Exercise aim: Drop the images; return everything else in the listing below exactly.

Supplied data:
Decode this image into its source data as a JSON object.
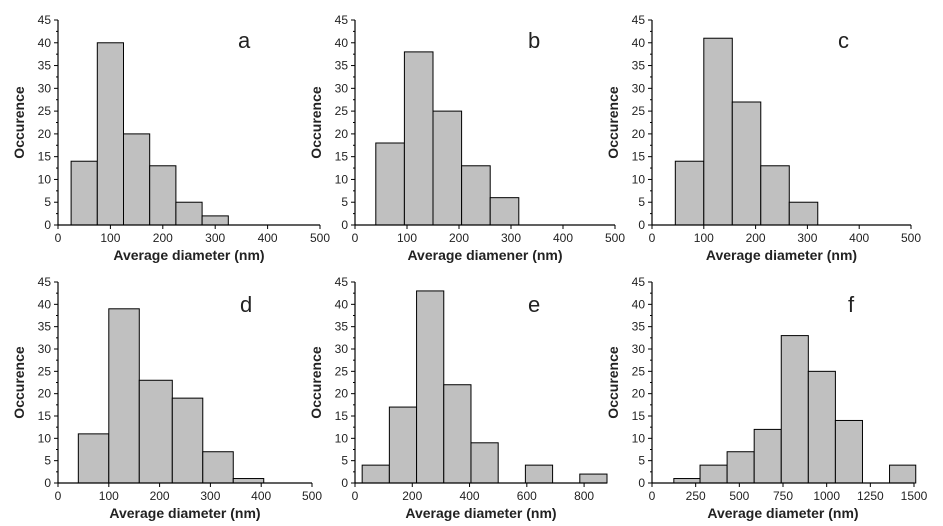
{
  "chart_data": [
    {
      "type": "bar",
      "panel_label": "a",
      "ylabel": "Occurence",
      "xlabel": "Average diameter (nm)",
      "xlim": [
        0,
        500
      ],
      "ylim": [
        0,
        45
      ],
      "xticks": [
        0,
        100,
        200,
        300,
        400,
        500
      ],
      "yticks": [
        0,
        5,
        10,
        15,
        20,
        25,
        30,
        35,
        40,
        45
      ],
      "bins": [
        [
          25,
          75
        ],
        [
          75,
          125
        ],
        [
          125,
          175
        ],
        [
          175,
          225
        ],
        [
          225,
          275
        ],
        [
          275,
          325
        ],
        [
          325,
          375
        ],
        [
          375,
          425
        ],
        [
          425,
          475
        ]
      ],
      "values": [
        14,
        40,
        20,
        13,
        5,
        2,
        0,
        0,
        0
      ],
      "bar_color": "#c0c0c0"
    },
    {
      "type": "bar",
      "panel_label": "b",
      "ylabel": "Occurence",
      "xlabel": "Average diamener (nm)",
      "xlim": [
        0,
        500
      ],
      "ylim": [
        0,
        45
      ],
      "xticks": [
        0,
        100,
        200,
        300,
        400,
        500
      ],
      "yticks": [
        0,
        5,
        10,
        15,
        20,
        25,
        30,
        35,
        40,
        45
      ],
      "bins": [
        [
          40,
          95
        ],
        [
          95,
          150
        ],
        [
          150,
          205
        ],
        [
          205,
          260
        ],
        [
          260,
          315
        ]
      ],
      "values": [
        18,
        38,
        25,
        13,
        6
      ],
      "bar_color": "#c0c0c0"
    },
    {
      "type": "bar",
      "panel_label": "c",
      "ylabel": "Occurence",
      "xlabel": "Average diameter (nm)",
      "xlim": [
        0,
        500
      ],
      "ylim": [
        0,
        45
      ],
      "xticks": [
        0,
        100,
        200,
        300,
        400,
        500
      ],
      "yticks": [
        0,
        5,
        10,
        15,
        20,
        25,
        30,
        35,
        40,
        45
      ],
      "bins": [
        [
          45,
          100
        ],
        [
          100,
          155
        ],
        [
          155,
          210
        ],
        [
          210,
          265
        ],
        [
          265,
          320
        ]
      ],
      "values": [
        14,
        41,
        27,
        13,
        5
      ],
      "bar_color": "#c0c0c0"
    },
    {
      "type": "bar",
      "panel_label": "d",
      "ylabel": "Occurence",
      "xlabel": "Average diameter (nm)",
      "xlim": [
        0,
        500
      ],
      "ylim": [
        0,
        45
      ],
      "xticks": [
        0,
        100,
        200,
        300,
        400,
        500
      ],
      "yticks": [
        0,
        5,
        10,
        15,
        20,
        25,
        30,
        35,
        40,
        45
      ],
      "bins": [
        [
          40,
          100
        ],
        [
          100,
          160
        ],
        [
          160,
          225
        ],
        [
          225,
          285
        ],
        [
          285,
          345
        ],
        [
          345,
          405
        ]
      ],
      "values": [
        11,
        39,
        23,
        19,
        7,
        1
      ],
      "bar_color": "#c0c0c0"
    },
    {
      "type": "bar",
      "panel_label": "e",
      "ylabel": "Occurence",
      "xlabel": "Average diameter (nm)",
      "xlim": [
        0,
        880
      ],
      "ylim": [
        0,
        45
      ],
      "xticks": [
        0,
        200,
        400,
        600,
        800
      ],
      "yticks": [
        0,
        5,
        10,
        15,
        20,
        25,
        30,
        35,
        40,
        45
      ],
      "bins": [
        [
          25,
          120
        ],
        [
          120,
          215
        ],
        [
          215,
          310
        ],
        [
          310,
          405
        ],
        [
          405,
          500
        ],
        [
          500,
          595
        ],
        [
          595,
          690
        ],
        [
          690,
          785
        ],
        [
          785,
          880
        ]
      ],
      "values": [
        4,
        17,
        43,
        22,
        9,
        0,
        4,
        0,
        2
      ],
      "bar_color": "#c0c0c0"
    },
    {
      "type": "bar",
      "panel_label": "f",
      "ylabel": "Occurence",
      "xlabel": "Average diameter (nm)",
      "xlim": [
        0,
        1500
      ],
      "ylim": [
        0,
        45
      ],
      "xticks": [
        0,
        250,
        500,
        750,
        1000,
        1250,
        1500
      ],
      "yticks": [
        0,
        5,
        10,
        15,
        20,
        25,
        30,
        35,
        40,
        45
      ],
      "bins": [
        [
          125,
          275
        ],
        [
          275,
          430
        ],
        [
          430,
          585
        ],
        [
          585,
          740
        ],
        [
          740,
          895
        ],
        [
          895,
          1050
        ],
        [
          1050,
          1205
        ],
        [
          1205,
          1360
        ],
        [
          1360,
          1510
        ]
      ],
      "values": [
        1,
        4,
        7,
        12,
        33,
        25,
        14,
        0,
        4
      ],
      "bar_color": "#c0c0c0"
    }
  ]
}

Final result:
Decode this image into its source data as a JSON object.
{
  "chart_data": [
    {
      "type": "bar",
      "panel_label": "a",
      "ylabel": "Occurence",
      "xlabel": "Average diameter (nm)",
      "xlim": [
        0,
        500
      ],
      "ylim": [
        0,
        45
      ],
      "xticks": [
        0,
        100,
        200,
        300,
        400,
        500
      ],
      "yticks": [
        0,
        5,
        10,
        15,
        20,
        25,
        30,
        35,
        40,
        45
      ],
      "bins": [
        [
          25,
          75
        ],
        [
          75,
          125
        ],
        [
          125,
          175
        ],
        [
          175,
          225
        ],
        [
          225,
          275
        ],
        [
          275,
          325
        ],
        [
          325,
          375
        ],
        [
          375,
          425
        ],
        [
          425,
          475
        ]
      ],
      "values": [
        14,
        40,
        20,
        13,
        5,
        2,
        0,
        0,
        0
      ],
      "bar_color": "#c0c0c0"
    },
    {
      "type": "bar",
      "panel_label": "b",
      "ylabel": "Occurence",
      "xlabel": "Average diamener (nm)",
      "xlim": [
        0,
        500
      ],
      "ylim": [
        0,
        45
      ],
      "xticks": [
        0,
        100,
        200,
        300,
        400,
        500
      ],
      "yticks": [
        0,
        5,
        10,
        15,
        20,
        25,
        30,
        35,
        40,
        45
      ],
      "bins": [
        [
          40,
          95
        ],
        [
          95,
          150
        ],
        [
          150,
          205
        ],
        [
          205,
          260
        ],
        [
          260,
          315
        ]
      ],
      "values": [
        18,
        38,
        25,
        13,
        6
      ],
      "bar_color": "#c0c0c0"
    },
    {
      "type": "bar",
      "panel_label": "c",
      "ylabel": "Occurence",
      "xlabel": "Average diameter (nm)",
      "xlim": [
        0,
        500
      ],
      "ylim": [
        0,
        45
      ],
      "xticks": [
        0,
        100,
        200,
        300,
        400,
        500
      ],
      "yticks": [
        0,
        5,
        10,
        15,
        20,
        25,
        30,
        35,
        40,
        45
      ],
      "bins": [
        [
          45,
          100
        ],
        [
          100,
          155
        ],
        [
          155,
          210
        ],
        [
          210,
          265
        ],
        [
          265,
          320
        ]
      ],
      "values": [
        14,
        41,
        27,
        13,
        5
      ],
      "bar_color": "#c0c0c0"
    },
    {
      "type": "bar",
      "panel_label": "d",
      "ylabel": "Occurence",
      "xlabel": "Average diameter (nm)",
      "xlim": [
        0,
        500
      ],
      "ylim": [
        0,
        45
      ],
      "xticks": [
        0,
        100,
        200,
        300,
        400,
        500
      ],
      "yticks": [
        0,
        5,
        10,
        15,
        20,
        25,
        30,
        35,
        40,
        45
      ],
      "bins": [
        [
          40,
          100
        ],
        [
          100,
          160
        ],
        [
          160,
          225
        ],
        [
          225,
          285
        ],
        [
          285,
          345
        ],
        [
          345,
          405
        ]
      ],
      "values": [
        11,
        39,
        23,
        19,
        7,
        1
      ],
      "bar_color": "#c0c0c0"
    },
    {
      "type": "bar",
      "panel_label": "e",
      "ylabel": "Occurence",
      "xlabel": "Average diameter (nm)",
      "xlim": [
        0,
        880
      ],
      "ylim": [
        0,
        45
      ],
      "xticks": [
        0,
        200,
        400,
        600,
        800
      ],
      "yticks": [
        0,
        5,
        10,
        15,
        20,
        25,
        30,
        35,
        40,
        45
      ],
      "bins": [
        [
          25,
          120
        ],
        [
          120,
          215
        ],
        [
          215,
          310
        ],
        [
          310,
          405
        ],
        [
          405,
          500
        ],
        [
          500,
          595
        ],
        [
          595,
          690
        ],
        [
          690,
          785
        ],
        [
          785,
          880
        ]
      ],
      "values": [
        4,
        17,
        43,
        22,
        9,
        0,
        4,
        0,
        2
      ],
      "bar_color": "#c0c0c0"
    },
    {
      "type": "bar",
      "panel_label": "f",
      "ylabel": "Occurence",
      "xlabel": "Average diameter (nm)",
      "xlim": [
        0,
        1500
      ],
      "ylim": [
        0,
        45
      ],
      "xticks": [
        0,
        250,
        500,
        750,
        1000,
        1250,
        1500
      ],
      "yticks": [
        0,
        5,
        10,
        15,
        20,
        25,
        30,
        35,
        40,
        45
      ],
      "bins": [
        [
          125,
          275
        ],
        [
          275,
          430
        ],
        [
          430,
          585
        ],
        [
          585,
          740
        ],
        [
          740,
          895
        ],
        [
          895,
          1050
        ],
        [
          1050,
          1205
        ],
        [
          1205,
          1360
        ],
        [
          1360,
          1510
        ]
      ],
      "values": [
        1,
        4,
        7,
        12,
        33,
        25,
        14,
        0,
        4
      ],
      "bar_color": "#c0c0c0"
    }
  ]
}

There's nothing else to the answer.